-- RECORD EXCERPTS --
........
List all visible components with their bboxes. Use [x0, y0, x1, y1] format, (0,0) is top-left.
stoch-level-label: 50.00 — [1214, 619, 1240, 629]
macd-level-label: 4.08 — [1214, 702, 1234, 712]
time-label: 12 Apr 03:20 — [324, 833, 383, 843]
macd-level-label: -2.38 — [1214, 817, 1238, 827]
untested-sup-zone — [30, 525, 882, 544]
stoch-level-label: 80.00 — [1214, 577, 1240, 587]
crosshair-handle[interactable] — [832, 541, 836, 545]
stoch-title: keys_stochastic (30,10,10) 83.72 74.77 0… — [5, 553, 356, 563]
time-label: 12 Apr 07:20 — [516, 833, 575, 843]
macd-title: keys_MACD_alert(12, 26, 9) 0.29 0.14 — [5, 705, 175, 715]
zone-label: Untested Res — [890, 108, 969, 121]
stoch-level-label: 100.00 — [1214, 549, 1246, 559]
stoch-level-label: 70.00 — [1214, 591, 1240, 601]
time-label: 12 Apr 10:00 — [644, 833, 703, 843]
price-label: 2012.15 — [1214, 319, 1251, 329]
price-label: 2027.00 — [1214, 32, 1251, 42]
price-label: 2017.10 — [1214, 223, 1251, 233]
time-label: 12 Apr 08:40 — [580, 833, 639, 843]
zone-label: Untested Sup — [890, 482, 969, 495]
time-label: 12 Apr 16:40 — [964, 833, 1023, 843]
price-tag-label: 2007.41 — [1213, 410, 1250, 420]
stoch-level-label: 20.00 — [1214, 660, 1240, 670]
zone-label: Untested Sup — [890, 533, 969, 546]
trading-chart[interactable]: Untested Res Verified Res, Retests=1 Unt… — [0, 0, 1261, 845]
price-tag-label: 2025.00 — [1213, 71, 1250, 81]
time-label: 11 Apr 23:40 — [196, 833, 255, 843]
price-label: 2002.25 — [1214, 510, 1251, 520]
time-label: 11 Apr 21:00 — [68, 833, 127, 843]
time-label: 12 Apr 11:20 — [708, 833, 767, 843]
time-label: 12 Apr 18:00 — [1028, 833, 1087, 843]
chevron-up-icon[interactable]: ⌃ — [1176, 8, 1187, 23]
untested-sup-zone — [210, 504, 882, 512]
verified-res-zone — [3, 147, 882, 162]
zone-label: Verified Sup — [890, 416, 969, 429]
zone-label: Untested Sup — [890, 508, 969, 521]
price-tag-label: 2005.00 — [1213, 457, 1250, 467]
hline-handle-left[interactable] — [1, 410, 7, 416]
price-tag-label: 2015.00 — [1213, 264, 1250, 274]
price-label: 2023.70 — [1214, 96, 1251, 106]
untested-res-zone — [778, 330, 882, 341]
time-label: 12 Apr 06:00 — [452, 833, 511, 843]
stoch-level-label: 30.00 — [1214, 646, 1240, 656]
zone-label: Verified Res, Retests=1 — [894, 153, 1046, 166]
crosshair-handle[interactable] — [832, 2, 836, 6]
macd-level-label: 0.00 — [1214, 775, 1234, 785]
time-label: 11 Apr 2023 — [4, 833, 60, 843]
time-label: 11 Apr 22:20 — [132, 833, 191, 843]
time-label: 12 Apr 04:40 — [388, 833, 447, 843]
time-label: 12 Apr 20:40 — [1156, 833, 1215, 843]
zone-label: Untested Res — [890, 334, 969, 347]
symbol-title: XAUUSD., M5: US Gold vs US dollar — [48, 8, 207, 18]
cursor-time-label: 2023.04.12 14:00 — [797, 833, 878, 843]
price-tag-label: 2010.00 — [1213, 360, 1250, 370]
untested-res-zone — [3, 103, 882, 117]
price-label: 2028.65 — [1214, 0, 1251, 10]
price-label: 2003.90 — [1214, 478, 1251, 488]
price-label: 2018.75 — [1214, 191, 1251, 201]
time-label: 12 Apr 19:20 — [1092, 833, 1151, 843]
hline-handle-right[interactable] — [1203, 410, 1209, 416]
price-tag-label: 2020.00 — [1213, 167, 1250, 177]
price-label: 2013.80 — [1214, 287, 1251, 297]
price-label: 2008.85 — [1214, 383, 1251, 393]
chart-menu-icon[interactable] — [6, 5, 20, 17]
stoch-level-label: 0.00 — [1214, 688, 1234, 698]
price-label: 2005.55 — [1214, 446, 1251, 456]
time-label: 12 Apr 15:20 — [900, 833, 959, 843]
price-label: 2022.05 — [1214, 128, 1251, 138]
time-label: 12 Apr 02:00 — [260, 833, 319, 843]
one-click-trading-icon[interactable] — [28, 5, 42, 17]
........
Recast everything from the start of the listing down to the line containing "macd-level-label: -2.38 —", inclusive, as a Markdown table with the columns Row and Line. Give each line a row number and leave out blank lines.

-- ANSWER BELOW --
| Row | Line |
|---|---|
| 1 | List all visible components with their bboxes. Use [x0, y0, x1, y1] format, (0,0) is top-left. |
| 2 | stoch-level-label: 50.00 — [1214, 619, 1240, 629] |
| 3 | macd-level-label: 4.08 — [1214, 702, 1234, 712] |
| 4 | time-label: 12 Apr 03:20 — [324, 833, 383, 843] |
| 5 | macd-level-label: -2.38 — [1214, 817, 1238, 827] |